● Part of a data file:
__________

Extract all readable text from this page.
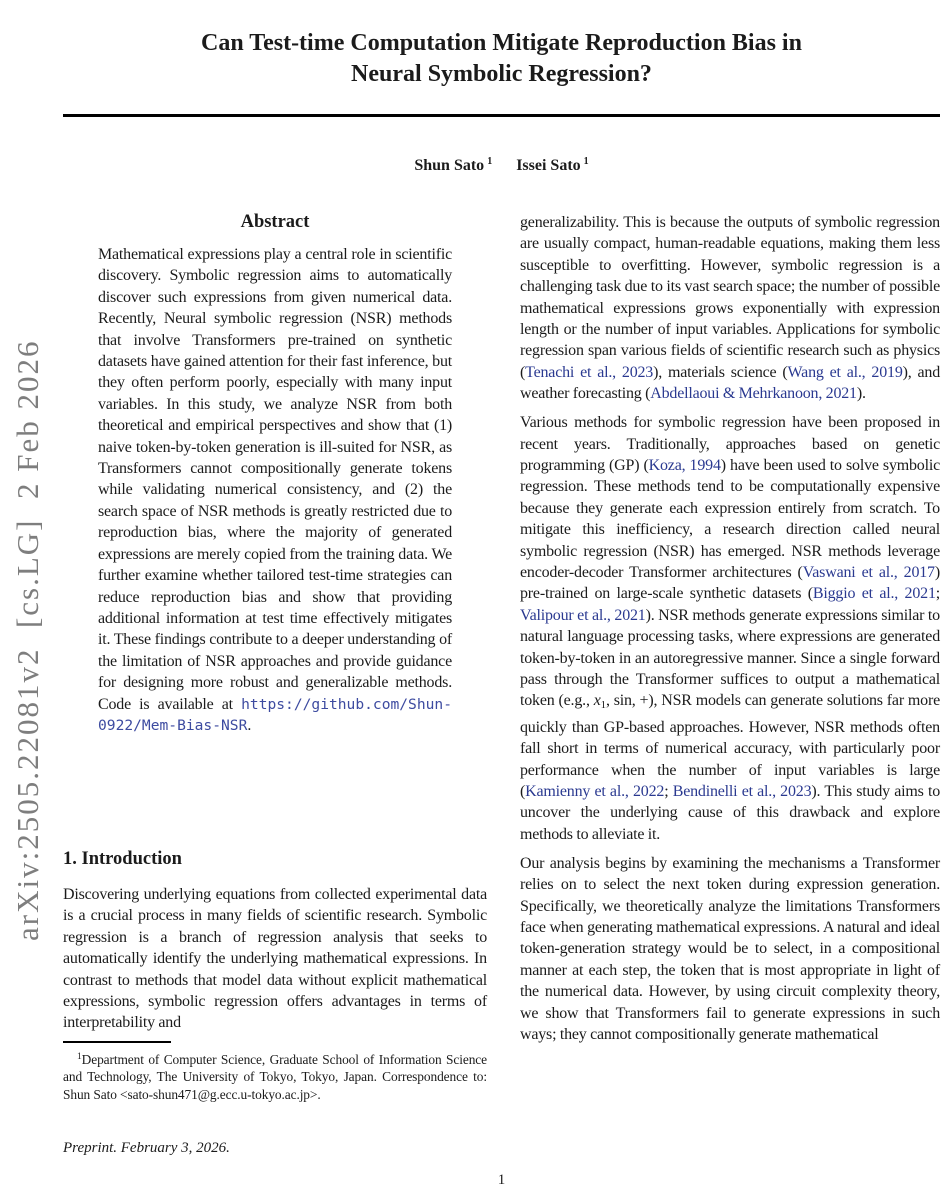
arXiv:2505.22081v2  [cs.LG]  2 Feb 2026
Can Test-time Computation Mitigate Reproduction Bias in
Neural Symbolic Regression?
Shun Sato $^1$ Issei Sato $^1$
Abstract

Mathematical expressions play a central role in scientific discovery. Symbolic regression aims to automatically discover such expressions from given numerical data. Recently, Neural symbolic regression (NSR) methods that involve Transformers pre-trained on synthetic datasets have gained attention for their fast inference, but they often perform poorly, especially with many input variables. In this study, we analyze NSR from both theoretical and empirical perspectives and show that (1) naive token-by-token generation is ill-suited for NSR, as Transformers cannot compositionally generate tokens while validating numerical consistency, and (2) the search space of NSR methods is greatly restricted due to reproduction bias, where the majority of generated expressions are merely copied from the training data. We further examine whether tailored test-time strategies can reduce reproduction bias and show that providing additional information at test time effectively mitigates it. These findings contribute to a deeper understanding of the limitation of NSR approaches and provide guidance for designing more robust and generalizable methods. Code is available at https://github.com/Shun-0922/Mem-Bias-NSR.

1. Introduction

Discovering underlying equations from collected experimental data is a crucial process in many fields of scientific research. Symbolic regression is a branch of regression analysis that seeks to automatically identify the underlying mathematical expressions. In contrast to methods that model data without explicit mathematical expressions, symbolic regression offers advantages in terms of interpretability and

generalizability. This is because the outputs of symbolic regression are usually compact, human-readable equations, making them less susceptible to overfitting. However, symbolic regression is a challenging task due to its vast search space; the number of possible mathematical expressions grows exponentially with expression length or the number of input variables. Applications for symbolic regression span various fields of scientific research such as physics (Tenachi et al., 2023), materials science (Wang et al., 2019), and weather forecasting (Abdellaoui & Mehrkanoon, 2021).

Various methods for symbolic regression have been proposed in recent years. Traditionally, approaches based on genetic programming (GP) (Koza, 1994) have been used to solve symbolic regression. These methods tend to be computationally expensive because they generate each expression entirely from scratch. To mitigate this inefficiency, a research direction called neural symbolic regression (NSR) has emerged. NSR methods leverage encoder-decoder Transformer architectures (Vaswani et al., 2017) pre-trained on large-scale synthetic datasets (Biggio et al., 2021; Valipour et al., 2021). NSR methods generate expressions similar to natural language processing tasks, where expressions are generated token-by-token in an autoregressive manner. Since a single forward pass through the Transformer suffices to output a mathematical token (e.g., x1, sin, +), NSR models can generate solutions far more quickly than GP-based approaches. However, NSR methods often fall short in terms of numerical accuracy, with particularly poor performance when the number of input variables is large (Kamienny et al., 2022; Bendinelli et al., 2023). This study aims to uncover the underlying cause of this drawback and explore methods to alleviate it.

Our analysis begins by examining the mechanisms a Transformer relies on to select the next token during expression generation. Specifically, we theoretically analyze the limitations Transformers face when generating mathematical expressions. A natural and ideal token-generation strategy would be to select, in a compositional manner at each step, the token that is most appropriate in light of the numerical data. However, by using circuit complexity theory, we show that Transformers fail to generate expressions in such ways; they cannot compositionally generate mathematical

$^1$Department of Computer Science, Graduate School of Information Science and Technology, The University of Tokyo, Tokyo, Japan. Correspondence to: Shun Sato <sato-shun471@g.ecc.u-tokyo.ac.jp>.
Preprint. February 3, 2026.
1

__________

● Work required: Output the lines above in full and exactly as given, omitting any pictures.

● Full output:
Extract all readable text from this page.
arXiv:2505.22081v2  [cs.LG]  2 Feb 2026
Can Test-time Computation Mitigate Reproduction Bias in
Neural Symbolic Regression?
Shun Sato $^1$ Issei Sato $^1$
Abstract

Mathematical expressions play a central role in scientific discovery. Symbolic regression aims to automatically discover such expressions from given numerical data. Recently, Neural symbolic regression (NSR) methods that involve Transformers pre-trained on synthetic datasets have gained attention for their fast inference, but they often perform poorly, especially with many input variables. In this study, we analyze NSR from both theoretical and empirical perspectives and show that (1) naive token-by-token generation is ill-suited for NSR, as Transformers cannot compositionally generate tokens while validating numerical consistency, and (2) the search space of NSR methods is greatly restricted due to reproduction bias, where the majority of generated expressions are merely copied from the training data. We further examine whether tailored test-time strategies can reduce reproduction bias and show that providing additional information at test time effectively mitigates it. These findings contribute to a deeper understanding of the limitation of NSR approaches and provide guidance for designing more robust and generalizable methods. Code is available at https://github.com/Shun-0922/Mem-Bias-NSR.

1. Introduction

Discovering underlying equations from collected experimental data is a crucial process in many fields of scientific research. Symbolic regression is a branch of regression analysis that seeks to automatically identify the underlying mathematical expressions. In contrast to methods that model data without explicit mathematical expressions, symbolic regression offers advantages in terms of interpretability and

generalizability. This is because the outputs of symbolic regression are usually compact, human-readable equations, making them less susceptible to overfitting. However, symbolic regression is a challenging task due to its vast search space; the number of possible mathematical expressions grows exponentially with expression length or the number of input variables. Applications for symbolic regression span various fields of scientific research such as physics (Tenachi et al., 2023), materials science (Wang et al., 2019), and weather forecasting (Abdellaoui & Mehrkanoon, 2021).

Various methods for symbolic regression have been proposed in recent years. Traditionally, approaches based on genetic programming (GP) (Koza, 1994) have been used to solve symbolic regression. These methods tend to be computationally expensive because they generate each expression entirely from scratch. To mitigate this inefficiency, a research direction called neural symbolic regression (NSR) has emerged. NSR methods leverage encoder-decoder Transformer architectures (Vaswani et al., 2017) pre-trained on large-scale synthetic datasets (Biggio et al., 2021; Valipour et al., 2021). NSR methods generate expressions similar to natural language processing tasks, where expressions are generated token-by-token in an autoregressive manner. Since a single forward pass through the Transformer suffices to output a mathematical token (e.g., x1, sin, +), NSR models can generate solutions far more quickly than GP-based approaches. However, NSR methods often fall short in terms of numerical accuracy, with particularly poor performance when the number of input variables is large (Kamienny et al., 2022; Bendinelli et al., 2023). This study aims to uncover the underlying cause of this drawback and explore methods to alleviate it.

Our analysis begins by examining the mechanisms a Transformer relies on to select the next token during expression generation. Specifically, we theoretically analyze the limitations Transformers face when generating mathematical expressions. A natural and ideal token-generation strategy would be to select, in a compositional manner at each step, the token that is most appropriate in light of the numerical data. However, by using circuit complexity theory, we show that Transformers fail to generate expressions in such ways; they cannot compositionally generate mathematical

$^1$Department of Computer Science, Graduate School of Information Science and Technology, The University of Tokyo, Tokyo, Japan. Correspondence to: Shun Sato <sato-shun471@g.ecc.u-tokyo.ac.jp>.
Preprint. February 3, 2026.
1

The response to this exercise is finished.